— Start Materials provided —

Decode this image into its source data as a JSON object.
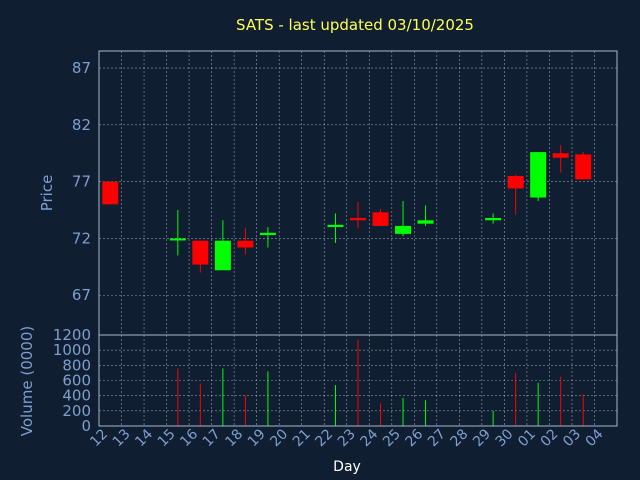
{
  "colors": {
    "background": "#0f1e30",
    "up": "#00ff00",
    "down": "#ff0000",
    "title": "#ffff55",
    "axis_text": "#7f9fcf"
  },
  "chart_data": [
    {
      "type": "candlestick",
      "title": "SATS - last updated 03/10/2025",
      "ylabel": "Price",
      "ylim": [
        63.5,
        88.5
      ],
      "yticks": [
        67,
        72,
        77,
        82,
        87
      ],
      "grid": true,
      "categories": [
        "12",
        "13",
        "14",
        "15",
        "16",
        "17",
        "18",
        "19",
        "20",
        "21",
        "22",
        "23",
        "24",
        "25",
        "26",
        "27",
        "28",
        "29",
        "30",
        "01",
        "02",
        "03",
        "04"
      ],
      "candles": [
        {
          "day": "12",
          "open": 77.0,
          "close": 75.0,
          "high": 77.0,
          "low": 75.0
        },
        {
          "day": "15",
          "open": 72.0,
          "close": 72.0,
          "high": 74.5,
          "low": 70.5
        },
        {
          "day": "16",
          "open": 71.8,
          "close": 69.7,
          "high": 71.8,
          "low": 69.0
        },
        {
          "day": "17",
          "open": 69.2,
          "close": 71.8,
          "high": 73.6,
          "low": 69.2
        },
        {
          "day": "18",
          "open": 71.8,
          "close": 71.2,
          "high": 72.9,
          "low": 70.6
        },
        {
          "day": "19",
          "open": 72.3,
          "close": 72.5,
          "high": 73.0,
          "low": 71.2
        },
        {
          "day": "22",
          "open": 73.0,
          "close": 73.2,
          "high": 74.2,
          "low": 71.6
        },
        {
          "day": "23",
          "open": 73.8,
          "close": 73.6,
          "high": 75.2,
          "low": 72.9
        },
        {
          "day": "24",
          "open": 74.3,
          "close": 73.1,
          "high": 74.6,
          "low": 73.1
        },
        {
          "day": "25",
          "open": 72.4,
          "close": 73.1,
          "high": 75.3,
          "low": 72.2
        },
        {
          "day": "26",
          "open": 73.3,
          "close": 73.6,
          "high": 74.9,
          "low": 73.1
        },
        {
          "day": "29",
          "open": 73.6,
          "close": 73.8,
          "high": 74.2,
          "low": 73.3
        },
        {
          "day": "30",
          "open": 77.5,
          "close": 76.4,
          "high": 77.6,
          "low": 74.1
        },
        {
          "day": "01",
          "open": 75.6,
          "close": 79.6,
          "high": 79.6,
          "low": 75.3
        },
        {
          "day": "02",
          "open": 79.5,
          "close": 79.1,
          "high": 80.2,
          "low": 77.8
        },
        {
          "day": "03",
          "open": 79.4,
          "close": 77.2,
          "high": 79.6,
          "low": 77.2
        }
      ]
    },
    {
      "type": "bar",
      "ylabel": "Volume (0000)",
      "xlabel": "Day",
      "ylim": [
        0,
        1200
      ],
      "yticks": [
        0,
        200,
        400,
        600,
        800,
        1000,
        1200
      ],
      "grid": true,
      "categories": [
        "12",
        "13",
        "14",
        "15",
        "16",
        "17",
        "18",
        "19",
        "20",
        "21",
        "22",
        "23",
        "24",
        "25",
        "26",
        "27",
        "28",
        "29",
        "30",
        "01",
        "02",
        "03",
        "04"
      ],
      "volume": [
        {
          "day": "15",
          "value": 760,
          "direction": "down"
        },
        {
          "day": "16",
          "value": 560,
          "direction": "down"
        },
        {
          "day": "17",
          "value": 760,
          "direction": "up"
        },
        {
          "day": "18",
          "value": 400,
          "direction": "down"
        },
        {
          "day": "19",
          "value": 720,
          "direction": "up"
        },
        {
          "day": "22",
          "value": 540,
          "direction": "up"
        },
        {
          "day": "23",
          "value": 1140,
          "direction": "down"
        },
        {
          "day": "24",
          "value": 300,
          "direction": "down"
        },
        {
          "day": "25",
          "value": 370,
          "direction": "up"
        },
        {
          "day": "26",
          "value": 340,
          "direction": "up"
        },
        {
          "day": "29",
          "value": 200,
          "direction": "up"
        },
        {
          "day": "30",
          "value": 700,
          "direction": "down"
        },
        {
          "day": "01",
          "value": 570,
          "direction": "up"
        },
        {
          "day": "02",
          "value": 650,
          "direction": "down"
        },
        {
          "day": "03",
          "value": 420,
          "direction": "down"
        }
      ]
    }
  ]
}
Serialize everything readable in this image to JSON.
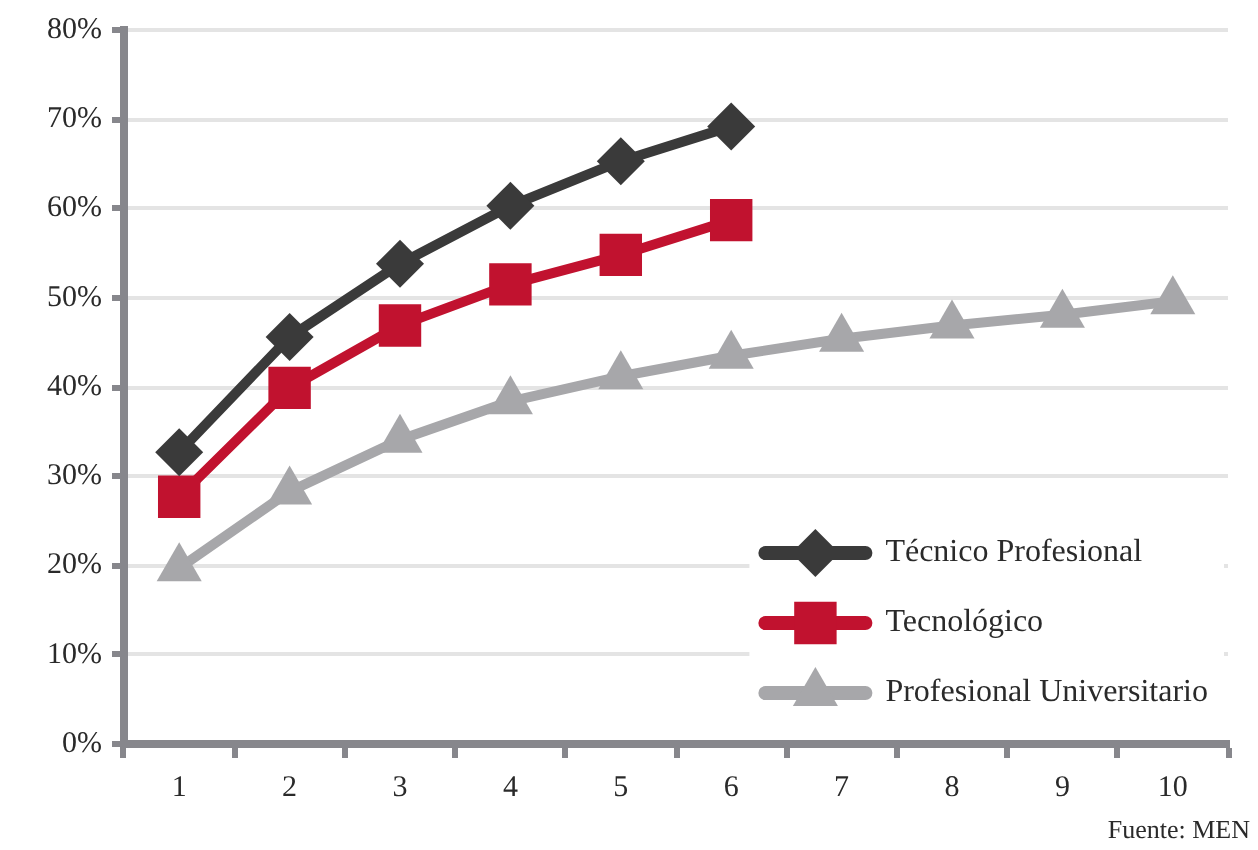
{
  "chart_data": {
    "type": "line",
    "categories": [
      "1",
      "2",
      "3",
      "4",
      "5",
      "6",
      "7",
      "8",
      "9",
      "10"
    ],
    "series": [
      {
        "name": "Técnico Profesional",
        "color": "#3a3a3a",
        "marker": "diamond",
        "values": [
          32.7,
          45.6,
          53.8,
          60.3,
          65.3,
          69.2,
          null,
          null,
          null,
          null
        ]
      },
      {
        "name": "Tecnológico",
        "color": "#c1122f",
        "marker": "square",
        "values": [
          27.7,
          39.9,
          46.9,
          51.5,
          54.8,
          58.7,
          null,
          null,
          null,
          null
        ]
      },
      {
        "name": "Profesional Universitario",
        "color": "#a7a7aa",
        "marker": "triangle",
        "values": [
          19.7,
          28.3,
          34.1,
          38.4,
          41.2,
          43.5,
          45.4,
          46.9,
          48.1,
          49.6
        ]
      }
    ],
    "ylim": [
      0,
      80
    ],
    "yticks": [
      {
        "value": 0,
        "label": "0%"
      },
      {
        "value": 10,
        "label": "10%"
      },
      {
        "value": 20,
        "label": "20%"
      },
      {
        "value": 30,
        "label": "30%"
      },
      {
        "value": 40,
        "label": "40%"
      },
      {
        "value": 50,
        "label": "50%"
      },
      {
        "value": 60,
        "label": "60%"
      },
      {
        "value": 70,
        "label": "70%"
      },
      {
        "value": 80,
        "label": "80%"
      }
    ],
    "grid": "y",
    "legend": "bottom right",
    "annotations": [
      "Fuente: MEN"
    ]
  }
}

— End Materials provided —

Without the pictures, reproduce every line of the records above exactly.

> **Written answer**
Decode this image into its source data as a JSON object.
{
  "colors": {
    "background": "#0f1e30",
    "up": "#00ff00",
    "down": "#ff0000",
    "title": "#ffff55",
    "axis_text": "#7f9fcf"
  },
  "chart_data": [
    {
      "type": "candlestick",
      "title": "SATS - last updated 03/10/2025",
      "ylabel": "Price",
      "ylim": [
        63.5,
        88.5
      ],
      "yticks": [
        67,
        72,
        77,
        82,
        87
      ],
      "grid": true,
      "categories": [
        "12",
        "13",
        "14",
        "15",
        "16",
        "17",
        "18",
        "19",
        "20",
        "21",
        "22",
        "23",
        "24",
        "25",
        "26",
        "27",
        "28",
        "29",
        "30",
        "01",
        "02",
        "03",
        "04"
      ],
      "candles": [
        {
          "day": "12",
          "open": 77.0,
          "close": 75.0,
          "high": 77.0,
          "low": 75.0
        },
        {
          "day": "15",
          "open": 72.0,
          "close": 72.0,
          "high": 74.5,
          "low": 70.5
        },
        {
          "day": "16",
          "open": 71.8,
          "close": 69.7,
          "high": 71.8,
          "low": 69.0
        },
        {
          "day": "17",
          "open": 69.2,
          "close": 71.8,
          "high": 73.6,
          "low": 69.2
        },
        {
          "day": "18",
          "open": 71.8,
          "close": 71.2,
          "high": 72.9,
          "low": 70.6
        },
        {
          "day": "19",
          "open": 72.3,
          "close": 72.5,
          "high": 73.0,
          "low": 71.2
        },
        {
          "day": "22",
          "open": 73.0,
          "close": 73.2,
          "high": 74.2,
          "low": 71.6
        },
        {
          "day": "23",
          "open": 73.8,
          "close": 73.6,
          "high": 75.2,
          "low": 72.9
        },
        {
          "day": "24",
          "open": 74.3,
          "close": 73.1,
          "high": 74.6,
          "low": 73.1
        },
        {
          "day": "25",
          "open": 72.4,
          "close": 73.1,
          "high": 75.3,
          "low": 72.2
        },
        {
          "day": "26",
          "open": 73.3,
          "close": 73.6,
          "high": 74.9,
          "low": 73.1
        },
        {
          "day": "29",
          "open": 73.6,
          "close": 73.8,
          "high": 74.2,
          "low": 73.3
        },
        {
          "day": "30",
          "open": 77.5,
          "close": 76.4,
          "high": 77.6,
          "low": 74.1
        },
        {
          "day": "01",
          "open": 75.6,
          "close": 79.6,
          "high": 79.6,
          "low": 75.3
        },
        {
          "day": "02",
          "open": 79.5,
          "close": 79.1,
          "high": 80.2,
          "low": 77.8
        },
        {
          "day": "03",
          "open": 79.4,
          "close": 77.2,
          "high": 79.6,
          "low": 77.2
        }
      ]
    },
    {
      "type": "bar",
      "ylabel": "Volume (0000)",
      "xlabel": "Day",
      "ylim": [
        0,
        1200
      ],
      "yticks": [
        0,
        200,
        400,
        600,
        800,
        1000,
        1200
      ],
      "grid": true,
      "categories": [
        "12",
        "13",
        "14",
        "15",
        "16",
        "17",
        "18",
        "19",
        "20",
        "21",
        "22",
        "23",
        "24",
        "25",
        "26",
        "27",
        "28",
        "29",
        "30",
        "01",
        "02",
        "03",
        "04"
      ],
      "volume": [
        {
          "day": "15",
          "value": 760,
          "direction": "down"
        },
        {
          "day": "16",
          "value": 560,
          "direction": "down"
        },
        {
          "day": "17",
          "value": 760,
          "direction": "up"
        },
        {
          "day": "18",
          "value": 400,
          "direction": "down"
        },
        {
          "day": "19",
          "value": 720,
          "direction": "up"
        },
        {
          "day": "22",
          "value": 540,
          "direction": "up"
        },
        {
          "day": "23",
          "value": 1140,
          "direction": "down"
        },
        {
          "day": "24",
          "value": 300,
          "direction": "down"
        },
        {
          "day": "25",
          "value": 370,
          "direction": "up"
        },
        {
          "day": "26",
          "value": 340,
          "direction": "up"
        },
        {
          "day": "29",
          "value": 200,
          "direction": "up"
        },
        {
          "day": "30",
          "value": 700,
          "direction": "down"
        },
        {
          "day": "01",
          "value": 570,
          "direction": "up"
        },
        {
          "day": "02",
          "value": 650,
          "direction": "down"
        },
        {
          "day": "03",
          "value": 420,
          "direction": "down"
        }
      ]
    }
  ]
}
Serialize everything readable in this image to JSON.
{
  "chart_data": {
    "type": "line",
    "categories": [
      "1",
      "2",
      "3",
      "4",
      "5",
      "6",
      "7",
      "8",
      "9",
      "10"
    ],
    "series": [
      {
        "name": "Técnico Profesional",
        "color": "#3a3a3a",
        "marker": "diamond",
        "values": [
          32.7,
          45.6,
          53.8,
          60.3,
          65.3,
          69.2,
          null,
          null,
          null,
          null
        ]
      },
      {
        "name": "Tecnológico",
        "color": "#c1122f",
        "marker": "square",
        "values": [
          27.7,
          39.9,
          46.9,
          51.5,
          54.8,
          58.7,
          null,
          null,
          null,
          null
        ]
      },
      {
        "name": "Profesional Universitario",
        "color": "#a7a7aa",
        "marker": "triangle",
        "values": [
          19.7,
          28.3,
          34.1,
          38.4,
          41.2,
          43.5,
          45.4,
          46.9,
          48.1,
          49.6
        ]
      }
    ],
    "ylim": [
      0,
      80
    ],
    "yticks": [
      {
        "value": 0,
        "label": "0%"
      },
      {
        "value": 10,
        "label": "10%"
      },
      {
        "value": 20,
        "label": "20%"
      },
      {
        "value": 30,
        "label": "30%"
      },
      {
        "value": 40,
        "label": "40%"
      },
      {
        "value": 50,
        "label": "50%"
      },
      {
        "value": 60,
        "label": "60%"
      },
      {
        "value": 70,
        "label": "70%"
      },
      {
        "value": 80,
        "label": "80%"
      }
    ],
    "grid": "y",
    "legend": "bottom right",
    "annotations": [
      "Fuente: MEN"
    ]
  }
}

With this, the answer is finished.